-- Begin --

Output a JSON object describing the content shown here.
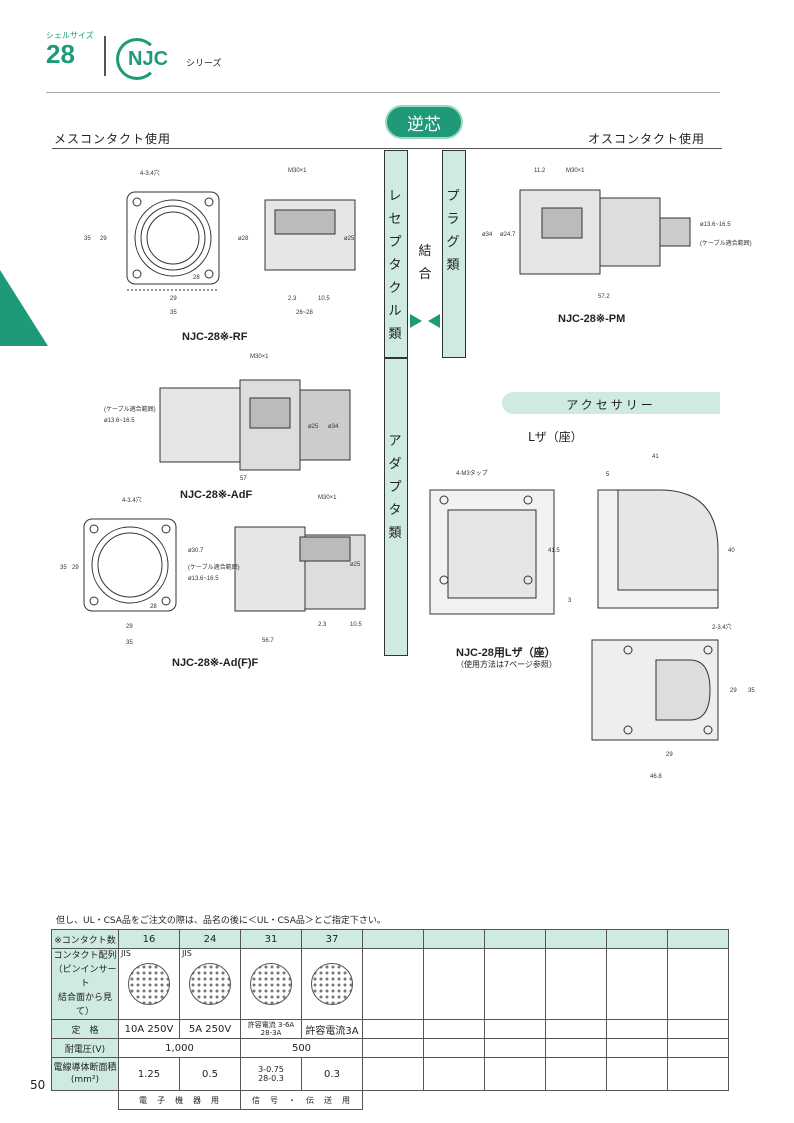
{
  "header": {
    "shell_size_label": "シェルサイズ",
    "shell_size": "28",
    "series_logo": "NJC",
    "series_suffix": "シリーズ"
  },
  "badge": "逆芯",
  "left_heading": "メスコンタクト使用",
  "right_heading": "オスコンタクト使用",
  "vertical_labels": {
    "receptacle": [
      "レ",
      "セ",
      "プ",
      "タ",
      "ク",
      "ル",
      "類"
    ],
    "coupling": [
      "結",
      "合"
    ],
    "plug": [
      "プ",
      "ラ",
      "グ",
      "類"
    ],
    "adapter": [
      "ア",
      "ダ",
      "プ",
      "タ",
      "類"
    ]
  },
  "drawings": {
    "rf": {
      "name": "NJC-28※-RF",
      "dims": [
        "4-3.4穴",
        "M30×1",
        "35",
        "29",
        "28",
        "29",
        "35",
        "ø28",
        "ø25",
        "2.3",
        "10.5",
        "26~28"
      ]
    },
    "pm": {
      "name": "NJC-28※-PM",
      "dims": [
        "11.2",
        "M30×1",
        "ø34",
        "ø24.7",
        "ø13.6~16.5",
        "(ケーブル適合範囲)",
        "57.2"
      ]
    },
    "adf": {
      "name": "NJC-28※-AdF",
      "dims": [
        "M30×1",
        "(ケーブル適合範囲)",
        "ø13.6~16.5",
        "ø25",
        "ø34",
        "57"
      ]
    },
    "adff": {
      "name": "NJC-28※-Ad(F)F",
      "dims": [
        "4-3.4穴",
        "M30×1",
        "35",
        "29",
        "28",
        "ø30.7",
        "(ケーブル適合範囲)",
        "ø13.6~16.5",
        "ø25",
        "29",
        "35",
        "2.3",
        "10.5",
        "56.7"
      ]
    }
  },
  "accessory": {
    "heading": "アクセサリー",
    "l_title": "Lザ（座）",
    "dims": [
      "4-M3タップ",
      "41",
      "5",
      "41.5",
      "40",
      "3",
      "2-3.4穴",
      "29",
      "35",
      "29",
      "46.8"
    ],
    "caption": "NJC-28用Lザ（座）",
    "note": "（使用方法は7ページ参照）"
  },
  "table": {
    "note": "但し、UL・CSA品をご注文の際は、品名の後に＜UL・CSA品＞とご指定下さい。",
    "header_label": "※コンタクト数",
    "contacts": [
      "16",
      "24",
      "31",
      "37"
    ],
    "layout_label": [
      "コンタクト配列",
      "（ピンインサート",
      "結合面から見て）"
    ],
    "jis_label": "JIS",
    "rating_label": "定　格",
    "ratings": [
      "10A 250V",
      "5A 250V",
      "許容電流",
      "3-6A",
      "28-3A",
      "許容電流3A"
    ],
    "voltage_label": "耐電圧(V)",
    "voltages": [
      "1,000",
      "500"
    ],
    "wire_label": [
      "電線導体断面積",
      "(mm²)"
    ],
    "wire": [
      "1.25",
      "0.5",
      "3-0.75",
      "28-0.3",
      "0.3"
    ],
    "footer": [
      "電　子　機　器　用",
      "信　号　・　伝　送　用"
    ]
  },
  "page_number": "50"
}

-- End --
-- Begin --

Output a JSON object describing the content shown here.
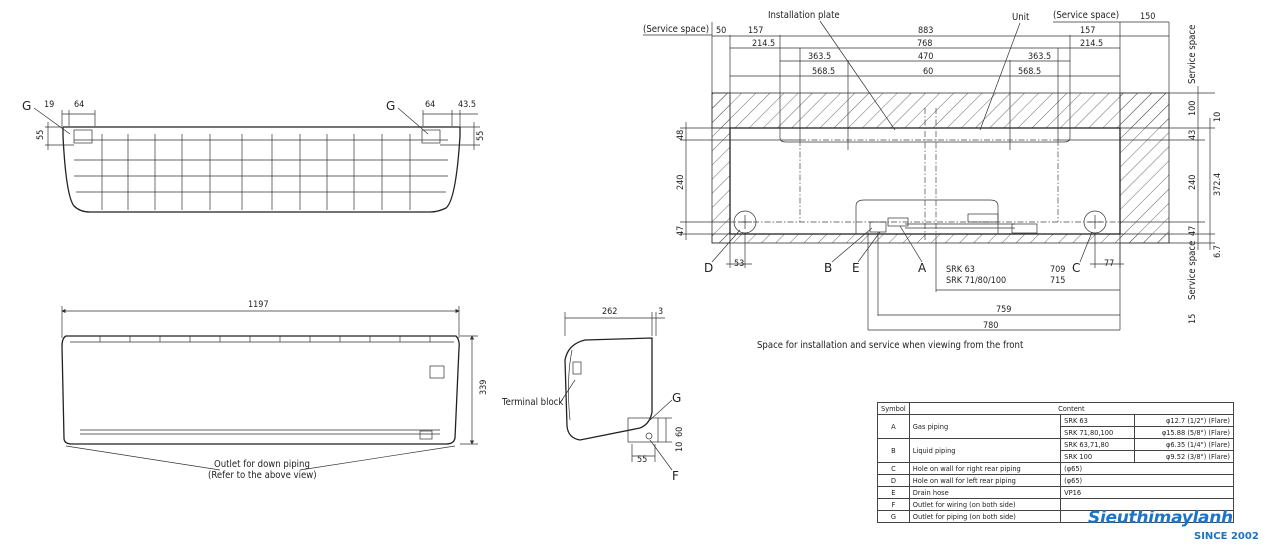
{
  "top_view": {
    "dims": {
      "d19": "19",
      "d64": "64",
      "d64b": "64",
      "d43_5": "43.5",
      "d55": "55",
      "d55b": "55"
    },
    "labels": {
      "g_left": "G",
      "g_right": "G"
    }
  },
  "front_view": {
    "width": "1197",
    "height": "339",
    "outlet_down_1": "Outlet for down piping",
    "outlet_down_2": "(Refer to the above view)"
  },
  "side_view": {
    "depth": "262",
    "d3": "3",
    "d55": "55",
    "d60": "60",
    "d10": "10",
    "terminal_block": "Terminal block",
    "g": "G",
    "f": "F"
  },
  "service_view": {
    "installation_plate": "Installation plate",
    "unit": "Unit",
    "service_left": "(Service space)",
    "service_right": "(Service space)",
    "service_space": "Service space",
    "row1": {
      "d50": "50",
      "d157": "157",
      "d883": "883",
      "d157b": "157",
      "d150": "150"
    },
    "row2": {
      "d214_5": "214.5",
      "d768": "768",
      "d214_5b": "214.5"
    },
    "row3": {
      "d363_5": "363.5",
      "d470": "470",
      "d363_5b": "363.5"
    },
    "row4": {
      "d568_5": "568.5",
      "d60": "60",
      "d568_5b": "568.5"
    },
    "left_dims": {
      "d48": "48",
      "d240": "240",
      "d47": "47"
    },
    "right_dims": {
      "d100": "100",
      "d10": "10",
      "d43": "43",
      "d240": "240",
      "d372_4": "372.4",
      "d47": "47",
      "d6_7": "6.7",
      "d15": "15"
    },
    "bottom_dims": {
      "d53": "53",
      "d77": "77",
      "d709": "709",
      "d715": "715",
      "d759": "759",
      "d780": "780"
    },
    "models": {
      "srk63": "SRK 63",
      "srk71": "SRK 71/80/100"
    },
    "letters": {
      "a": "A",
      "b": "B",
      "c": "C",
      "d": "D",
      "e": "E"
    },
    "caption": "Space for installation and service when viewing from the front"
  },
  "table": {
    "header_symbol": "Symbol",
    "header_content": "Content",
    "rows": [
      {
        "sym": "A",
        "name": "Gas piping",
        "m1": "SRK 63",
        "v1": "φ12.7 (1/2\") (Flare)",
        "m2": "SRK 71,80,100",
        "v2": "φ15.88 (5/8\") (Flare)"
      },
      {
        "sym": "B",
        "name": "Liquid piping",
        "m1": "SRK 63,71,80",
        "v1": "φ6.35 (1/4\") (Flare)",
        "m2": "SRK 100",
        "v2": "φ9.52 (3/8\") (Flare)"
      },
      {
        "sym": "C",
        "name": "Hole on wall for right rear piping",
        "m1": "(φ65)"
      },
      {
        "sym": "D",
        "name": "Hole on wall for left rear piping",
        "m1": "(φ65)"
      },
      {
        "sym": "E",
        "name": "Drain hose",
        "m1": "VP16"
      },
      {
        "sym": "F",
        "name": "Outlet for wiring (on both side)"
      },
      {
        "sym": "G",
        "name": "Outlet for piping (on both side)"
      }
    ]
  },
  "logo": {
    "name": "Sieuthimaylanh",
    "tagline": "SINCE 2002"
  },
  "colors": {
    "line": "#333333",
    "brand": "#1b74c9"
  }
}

-- End --

** What to do **
Of the lines in the data, how many contain the word "Hole"? Provide the number and nothing further.

** Solution to this exercise **
2